**Work instructions**
In the listing that follows, how many lines contain "text"? Give the number only.

Recorded data
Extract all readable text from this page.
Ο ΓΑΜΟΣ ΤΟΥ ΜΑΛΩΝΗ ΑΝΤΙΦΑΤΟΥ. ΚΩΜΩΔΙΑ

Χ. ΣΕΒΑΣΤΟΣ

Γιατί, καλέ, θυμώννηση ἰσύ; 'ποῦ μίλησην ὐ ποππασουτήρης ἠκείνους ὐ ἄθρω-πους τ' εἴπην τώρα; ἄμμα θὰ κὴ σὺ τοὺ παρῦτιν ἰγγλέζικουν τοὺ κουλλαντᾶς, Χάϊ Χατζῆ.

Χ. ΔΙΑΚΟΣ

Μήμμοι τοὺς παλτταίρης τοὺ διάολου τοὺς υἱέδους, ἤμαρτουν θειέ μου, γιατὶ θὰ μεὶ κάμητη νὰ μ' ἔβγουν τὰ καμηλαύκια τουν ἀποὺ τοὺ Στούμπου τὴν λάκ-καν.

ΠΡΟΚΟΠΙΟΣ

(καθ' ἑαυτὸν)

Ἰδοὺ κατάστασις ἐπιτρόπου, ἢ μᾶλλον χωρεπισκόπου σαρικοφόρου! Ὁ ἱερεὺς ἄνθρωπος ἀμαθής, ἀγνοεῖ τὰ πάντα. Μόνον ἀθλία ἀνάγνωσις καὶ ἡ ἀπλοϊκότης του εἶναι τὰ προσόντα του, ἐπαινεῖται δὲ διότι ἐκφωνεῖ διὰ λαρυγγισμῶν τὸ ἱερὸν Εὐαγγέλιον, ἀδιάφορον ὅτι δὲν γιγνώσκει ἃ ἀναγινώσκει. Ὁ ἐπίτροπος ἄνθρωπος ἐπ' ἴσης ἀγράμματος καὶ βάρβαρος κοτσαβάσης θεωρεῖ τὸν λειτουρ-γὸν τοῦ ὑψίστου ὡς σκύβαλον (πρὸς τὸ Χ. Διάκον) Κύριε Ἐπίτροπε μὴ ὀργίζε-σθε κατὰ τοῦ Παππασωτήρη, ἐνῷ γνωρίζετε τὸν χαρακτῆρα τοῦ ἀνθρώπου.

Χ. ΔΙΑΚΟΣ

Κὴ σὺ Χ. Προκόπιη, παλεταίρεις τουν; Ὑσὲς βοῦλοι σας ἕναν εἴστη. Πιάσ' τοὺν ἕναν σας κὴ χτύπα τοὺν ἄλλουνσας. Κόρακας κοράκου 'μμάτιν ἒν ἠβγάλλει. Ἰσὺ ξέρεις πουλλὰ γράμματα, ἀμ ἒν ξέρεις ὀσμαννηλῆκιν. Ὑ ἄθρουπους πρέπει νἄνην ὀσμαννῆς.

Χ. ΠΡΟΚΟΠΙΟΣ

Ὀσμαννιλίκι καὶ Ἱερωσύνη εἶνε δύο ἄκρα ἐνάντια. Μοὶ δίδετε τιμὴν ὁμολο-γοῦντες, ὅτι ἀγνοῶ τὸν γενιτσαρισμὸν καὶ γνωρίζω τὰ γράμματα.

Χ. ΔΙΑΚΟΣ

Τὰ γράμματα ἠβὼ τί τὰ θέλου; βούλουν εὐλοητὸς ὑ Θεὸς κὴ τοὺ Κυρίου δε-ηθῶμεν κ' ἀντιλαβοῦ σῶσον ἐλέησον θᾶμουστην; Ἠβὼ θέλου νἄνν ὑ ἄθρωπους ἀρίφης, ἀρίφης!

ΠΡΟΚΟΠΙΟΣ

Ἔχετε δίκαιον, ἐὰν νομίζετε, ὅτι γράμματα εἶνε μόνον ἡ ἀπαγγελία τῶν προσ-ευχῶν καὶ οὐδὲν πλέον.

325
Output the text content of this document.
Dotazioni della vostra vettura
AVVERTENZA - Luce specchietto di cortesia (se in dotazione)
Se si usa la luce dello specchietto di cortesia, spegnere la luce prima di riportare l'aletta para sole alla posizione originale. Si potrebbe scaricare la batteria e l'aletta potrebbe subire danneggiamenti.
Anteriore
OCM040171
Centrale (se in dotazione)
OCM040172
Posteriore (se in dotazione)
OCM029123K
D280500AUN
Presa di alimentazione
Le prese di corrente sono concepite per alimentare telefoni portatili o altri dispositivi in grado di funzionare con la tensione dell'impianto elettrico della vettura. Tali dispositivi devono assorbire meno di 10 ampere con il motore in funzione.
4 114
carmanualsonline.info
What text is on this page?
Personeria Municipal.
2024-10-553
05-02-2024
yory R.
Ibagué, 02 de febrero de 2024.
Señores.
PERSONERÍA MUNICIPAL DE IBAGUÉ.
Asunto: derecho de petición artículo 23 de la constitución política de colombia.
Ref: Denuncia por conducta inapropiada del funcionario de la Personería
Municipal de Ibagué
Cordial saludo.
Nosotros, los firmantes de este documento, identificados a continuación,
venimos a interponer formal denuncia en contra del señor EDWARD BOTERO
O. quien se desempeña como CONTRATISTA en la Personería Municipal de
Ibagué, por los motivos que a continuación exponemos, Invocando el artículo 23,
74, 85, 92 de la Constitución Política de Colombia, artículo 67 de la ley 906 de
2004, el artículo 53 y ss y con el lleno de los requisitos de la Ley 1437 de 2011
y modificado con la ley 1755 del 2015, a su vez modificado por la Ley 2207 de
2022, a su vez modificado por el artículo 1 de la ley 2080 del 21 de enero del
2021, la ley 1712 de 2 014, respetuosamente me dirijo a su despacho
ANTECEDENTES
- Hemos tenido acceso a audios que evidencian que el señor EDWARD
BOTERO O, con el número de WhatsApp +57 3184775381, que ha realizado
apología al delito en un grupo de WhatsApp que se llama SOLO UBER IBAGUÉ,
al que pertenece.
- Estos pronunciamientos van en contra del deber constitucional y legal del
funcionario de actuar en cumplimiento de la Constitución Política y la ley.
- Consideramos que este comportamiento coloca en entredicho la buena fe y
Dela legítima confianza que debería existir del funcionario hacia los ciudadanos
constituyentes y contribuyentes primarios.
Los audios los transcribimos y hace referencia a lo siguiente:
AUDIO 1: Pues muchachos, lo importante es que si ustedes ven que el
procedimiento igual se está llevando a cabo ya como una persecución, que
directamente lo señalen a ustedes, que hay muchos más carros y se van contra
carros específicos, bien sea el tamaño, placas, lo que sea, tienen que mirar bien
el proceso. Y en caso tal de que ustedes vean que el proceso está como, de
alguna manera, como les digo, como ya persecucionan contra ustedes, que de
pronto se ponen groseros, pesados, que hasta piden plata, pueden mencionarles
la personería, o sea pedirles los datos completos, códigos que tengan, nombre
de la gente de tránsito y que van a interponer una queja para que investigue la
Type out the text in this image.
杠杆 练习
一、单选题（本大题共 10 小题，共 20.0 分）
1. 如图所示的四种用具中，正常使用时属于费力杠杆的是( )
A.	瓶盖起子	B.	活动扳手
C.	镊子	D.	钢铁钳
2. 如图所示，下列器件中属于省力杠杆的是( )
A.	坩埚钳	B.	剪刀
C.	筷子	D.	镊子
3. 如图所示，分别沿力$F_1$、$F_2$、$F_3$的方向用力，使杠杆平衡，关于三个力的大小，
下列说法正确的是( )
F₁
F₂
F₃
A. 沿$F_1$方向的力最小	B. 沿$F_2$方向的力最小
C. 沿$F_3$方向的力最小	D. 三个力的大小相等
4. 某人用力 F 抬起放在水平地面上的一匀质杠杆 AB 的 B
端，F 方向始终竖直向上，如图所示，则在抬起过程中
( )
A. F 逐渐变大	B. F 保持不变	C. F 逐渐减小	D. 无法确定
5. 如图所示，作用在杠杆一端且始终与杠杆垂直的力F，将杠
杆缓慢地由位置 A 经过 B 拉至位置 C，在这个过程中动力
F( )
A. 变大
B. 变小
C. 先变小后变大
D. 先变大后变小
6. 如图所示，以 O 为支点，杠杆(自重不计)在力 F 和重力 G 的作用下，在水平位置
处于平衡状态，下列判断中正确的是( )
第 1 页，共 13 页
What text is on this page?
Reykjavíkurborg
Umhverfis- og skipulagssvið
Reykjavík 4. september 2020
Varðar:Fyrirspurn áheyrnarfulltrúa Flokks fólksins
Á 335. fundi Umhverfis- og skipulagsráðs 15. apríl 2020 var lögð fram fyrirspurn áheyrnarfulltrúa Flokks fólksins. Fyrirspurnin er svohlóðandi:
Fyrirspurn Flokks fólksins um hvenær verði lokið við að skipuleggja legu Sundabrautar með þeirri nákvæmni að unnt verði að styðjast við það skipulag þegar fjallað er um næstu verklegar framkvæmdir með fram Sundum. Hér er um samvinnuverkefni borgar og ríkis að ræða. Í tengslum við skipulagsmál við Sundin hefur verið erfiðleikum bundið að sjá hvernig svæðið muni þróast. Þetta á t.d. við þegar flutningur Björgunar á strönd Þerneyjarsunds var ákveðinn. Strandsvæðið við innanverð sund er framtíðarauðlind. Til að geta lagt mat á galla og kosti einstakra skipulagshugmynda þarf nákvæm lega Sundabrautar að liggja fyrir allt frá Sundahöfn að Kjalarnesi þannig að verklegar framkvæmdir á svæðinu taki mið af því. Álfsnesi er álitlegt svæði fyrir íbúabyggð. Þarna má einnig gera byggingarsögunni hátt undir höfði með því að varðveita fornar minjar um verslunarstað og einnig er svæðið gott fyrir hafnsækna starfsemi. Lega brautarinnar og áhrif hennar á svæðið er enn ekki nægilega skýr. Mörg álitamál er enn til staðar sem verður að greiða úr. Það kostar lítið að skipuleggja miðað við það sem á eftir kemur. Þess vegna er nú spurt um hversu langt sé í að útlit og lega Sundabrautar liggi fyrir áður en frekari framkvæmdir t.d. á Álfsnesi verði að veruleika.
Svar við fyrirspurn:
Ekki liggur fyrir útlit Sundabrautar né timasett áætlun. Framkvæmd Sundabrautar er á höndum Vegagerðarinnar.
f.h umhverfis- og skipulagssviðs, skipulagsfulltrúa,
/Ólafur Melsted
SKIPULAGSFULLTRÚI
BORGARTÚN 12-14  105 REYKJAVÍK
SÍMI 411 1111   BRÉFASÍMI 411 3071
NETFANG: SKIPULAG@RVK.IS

**Completed exercise**
5